### Exercise directions:
Word for word, give the material below again, minus any images.

Start of Data shown

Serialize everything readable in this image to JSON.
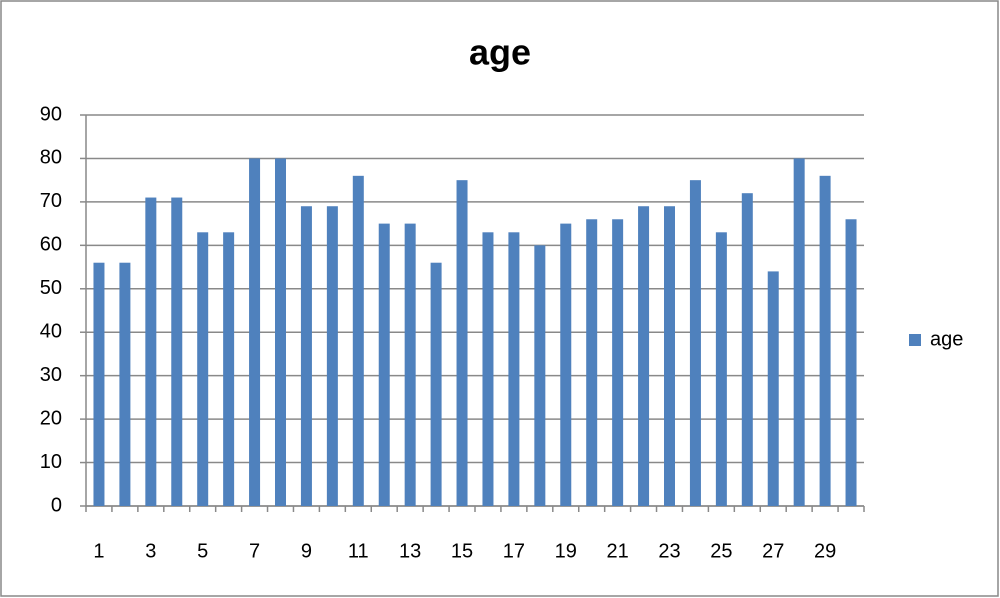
{
  "chart_data": {
    "type": "bar",
    "title": "age",
    "categories": [
      "1",
      null,
      "3",
      null,
      "5",
      null,
      "7",
      null,
      "9",
      null,
      "11",
      null,
      "13",
      null,
      "15",
      null,
      "17",
      null,
      "19",
      null,
      "21",
      null,
      "23",
      null,
      "25",
      null,
      "27",
      null,
      "29",
      null
    ],
    "series": [
      {
        "name": "age",
        "color": "#4f81bd",
        "values": [
          56,
          56,
          71,
          71,
          63,
          63,
          80,
          80,
          69,
          69,
          76,
          65,
          65,
          56,
          75,
          63,
          63,
          60,
          65,
          66,
          66,
          69,
          69,
          75,
          63,
          72,
          54,
          80,
          76,
          66
        ]
      }
    ],
    "ylim": [
      0,
      90
    ],
    "yticks": [
      0,
      10,
      20,
      30,
      40,
      50,
      60,
      70,
      80,
      90
    ],
    "grid": true,
    "legend": "right"
  }
}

End of Data shown

### Exercise response:
Serialize everything readable in this image to JSON.
{
  "chart_data": {
    "type": "bar",
    "title": "age",
    "categories": [
      "1",
      null,
      "3",
      null,
      "5",
      null,
      "7",
      null,
      "9",
      null,
      "11",
      null,
      "13",
      null,
      "15",
      null,
      "17",
      null,
      "19",
      null,
      "21",
      null,
      "23",
      null,
      "25",
      null,
      "27",
      null,
      "29",
      null
    ],
    "series": [
      {
        "name": "age",
        "color": "#4f81bd",
        "values": [
          56,
          56,
          71,
          71,
          63,
          63,
          80,
          80,
          69,
          69,
          76,
          65,
          65,
          56,
          75,
          63,
          63,
          60,
          65,
          66,
          66,
          69,
          69,
          75,
          63,
          72,
          54,
          80,
          76,
          66
        ]
      }
    ],
    "ylim": [
      0,
      90
    ],
    "yticks": [
      0,
      10,
      20,
      30,
      40,
      50,
      60,
      70,
      80,
      90
    ],
    "grid": true,
    "legend": "right"
  }
}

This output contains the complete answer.